GIVEN TASK: Locate each line below that includes "flying" and reproduce it.

## Begin RAW RECORDS

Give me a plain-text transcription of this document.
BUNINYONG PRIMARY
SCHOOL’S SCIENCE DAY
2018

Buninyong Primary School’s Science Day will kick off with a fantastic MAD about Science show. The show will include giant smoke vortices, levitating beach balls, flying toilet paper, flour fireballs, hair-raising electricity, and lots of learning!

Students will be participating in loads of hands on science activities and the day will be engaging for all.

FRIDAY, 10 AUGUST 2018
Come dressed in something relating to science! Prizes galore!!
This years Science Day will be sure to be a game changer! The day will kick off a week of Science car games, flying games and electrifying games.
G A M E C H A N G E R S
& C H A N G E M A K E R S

## End RAW RECORDS
## Begin RAW RECORDS

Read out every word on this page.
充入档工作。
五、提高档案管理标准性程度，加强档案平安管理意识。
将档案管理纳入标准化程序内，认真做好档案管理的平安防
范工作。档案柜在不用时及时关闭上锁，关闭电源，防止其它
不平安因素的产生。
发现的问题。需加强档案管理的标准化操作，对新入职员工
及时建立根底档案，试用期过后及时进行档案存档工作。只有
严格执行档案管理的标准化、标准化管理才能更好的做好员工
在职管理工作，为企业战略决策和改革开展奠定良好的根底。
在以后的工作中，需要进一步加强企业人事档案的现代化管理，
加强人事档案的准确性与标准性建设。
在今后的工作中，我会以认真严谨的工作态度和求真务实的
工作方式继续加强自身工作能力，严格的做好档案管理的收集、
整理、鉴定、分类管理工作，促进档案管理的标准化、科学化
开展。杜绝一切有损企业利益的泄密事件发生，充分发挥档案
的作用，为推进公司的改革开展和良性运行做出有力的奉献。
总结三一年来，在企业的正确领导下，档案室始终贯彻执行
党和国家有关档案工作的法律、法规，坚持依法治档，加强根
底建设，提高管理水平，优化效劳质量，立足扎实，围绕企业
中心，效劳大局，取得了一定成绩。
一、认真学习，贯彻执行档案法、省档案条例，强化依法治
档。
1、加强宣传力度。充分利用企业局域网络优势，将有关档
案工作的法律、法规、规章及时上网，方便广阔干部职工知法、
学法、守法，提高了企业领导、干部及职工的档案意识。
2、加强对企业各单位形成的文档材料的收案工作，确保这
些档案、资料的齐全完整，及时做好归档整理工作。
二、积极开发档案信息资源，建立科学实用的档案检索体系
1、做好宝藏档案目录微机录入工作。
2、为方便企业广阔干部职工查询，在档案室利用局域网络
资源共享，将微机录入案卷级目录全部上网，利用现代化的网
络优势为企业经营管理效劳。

## End RAW RECORDS

EXERCISE RESPONSE:
Buninyong Primary School’s Science Day will kick off with a fantastic MAD about Science show. The show will include giant smoke vortices, levitating beach balls, flying toilet paper, flour fireballs, hair-raising electricity, and lots of learning!
This years Science Day will be sure to be a game changer! The day will kick off a week of Science car games, flying games and electrifying games.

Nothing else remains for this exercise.